What to do
From the entries below, please gather each line containing the string "Ventas".

Raw records
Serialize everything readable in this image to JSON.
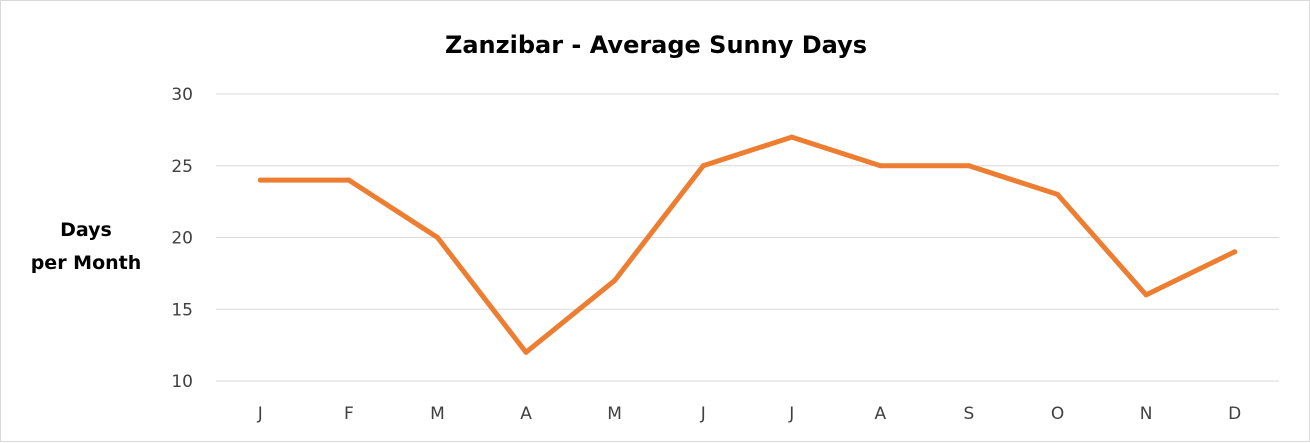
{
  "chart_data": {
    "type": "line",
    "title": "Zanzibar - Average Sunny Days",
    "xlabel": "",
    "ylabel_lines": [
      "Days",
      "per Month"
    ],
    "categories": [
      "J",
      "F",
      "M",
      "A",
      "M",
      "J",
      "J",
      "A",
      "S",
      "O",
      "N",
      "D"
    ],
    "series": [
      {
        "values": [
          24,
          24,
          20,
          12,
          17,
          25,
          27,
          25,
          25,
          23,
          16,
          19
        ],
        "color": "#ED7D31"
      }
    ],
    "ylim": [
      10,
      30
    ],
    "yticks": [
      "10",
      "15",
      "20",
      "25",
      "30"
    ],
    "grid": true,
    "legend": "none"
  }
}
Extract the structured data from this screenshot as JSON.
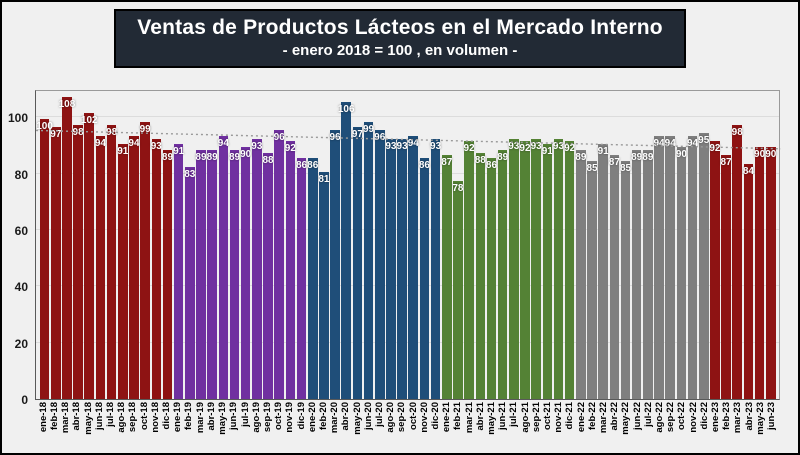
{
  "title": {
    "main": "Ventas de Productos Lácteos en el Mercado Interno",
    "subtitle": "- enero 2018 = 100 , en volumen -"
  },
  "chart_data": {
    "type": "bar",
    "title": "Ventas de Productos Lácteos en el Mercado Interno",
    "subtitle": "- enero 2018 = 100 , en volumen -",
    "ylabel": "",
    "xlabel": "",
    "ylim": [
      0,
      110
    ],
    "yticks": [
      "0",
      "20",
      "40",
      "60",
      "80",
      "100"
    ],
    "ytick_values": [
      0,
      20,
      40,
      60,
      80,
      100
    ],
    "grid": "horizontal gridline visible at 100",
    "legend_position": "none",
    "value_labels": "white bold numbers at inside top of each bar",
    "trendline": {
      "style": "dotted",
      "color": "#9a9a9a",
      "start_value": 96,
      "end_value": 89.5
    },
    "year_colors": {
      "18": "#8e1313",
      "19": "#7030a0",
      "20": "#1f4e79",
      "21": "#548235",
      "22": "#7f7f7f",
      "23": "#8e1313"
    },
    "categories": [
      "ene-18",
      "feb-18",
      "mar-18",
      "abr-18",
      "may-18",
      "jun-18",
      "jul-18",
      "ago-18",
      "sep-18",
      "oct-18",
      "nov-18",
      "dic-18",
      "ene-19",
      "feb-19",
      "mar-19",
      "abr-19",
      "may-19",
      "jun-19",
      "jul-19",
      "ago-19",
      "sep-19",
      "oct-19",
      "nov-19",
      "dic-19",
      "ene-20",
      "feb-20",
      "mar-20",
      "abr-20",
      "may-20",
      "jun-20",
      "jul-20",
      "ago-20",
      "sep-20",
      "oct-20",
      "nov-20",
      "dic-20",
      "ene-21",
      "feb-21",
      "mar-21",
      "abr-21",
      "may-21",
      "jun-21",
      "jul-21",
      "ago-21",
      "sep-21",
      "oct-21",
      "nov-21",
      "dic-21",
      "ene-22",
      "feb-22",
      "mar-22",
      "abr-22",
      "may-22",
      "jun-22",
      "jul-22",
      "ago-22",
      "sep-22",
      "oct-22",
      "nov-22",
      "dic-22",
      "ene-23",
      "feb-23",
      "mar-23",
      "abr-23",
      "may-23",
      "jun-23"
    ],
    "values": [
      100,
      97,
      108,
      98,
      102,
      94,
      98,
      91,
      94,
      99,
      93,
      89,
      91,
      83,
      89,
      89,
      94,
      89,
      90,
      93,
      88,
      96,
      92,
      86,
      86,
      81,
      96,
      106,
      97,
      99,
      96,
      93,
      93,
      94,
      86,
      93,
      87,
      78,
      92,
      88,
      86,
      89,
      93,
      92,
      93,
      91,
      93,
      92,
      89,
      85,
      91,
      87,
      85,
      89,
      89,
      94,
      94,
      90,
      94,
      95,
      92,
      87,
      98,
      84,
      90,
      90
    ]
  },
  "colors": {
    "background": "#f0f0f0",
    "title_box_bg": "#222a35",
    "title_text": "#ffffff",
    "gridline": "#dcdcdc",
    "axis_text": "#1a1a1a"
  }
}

Reply to the exercise
    "main": "Ventas de Productos Lácteos en el Mercado Interno",
    "title": "Ventas de Productos Lácteos en el Mercado Interno",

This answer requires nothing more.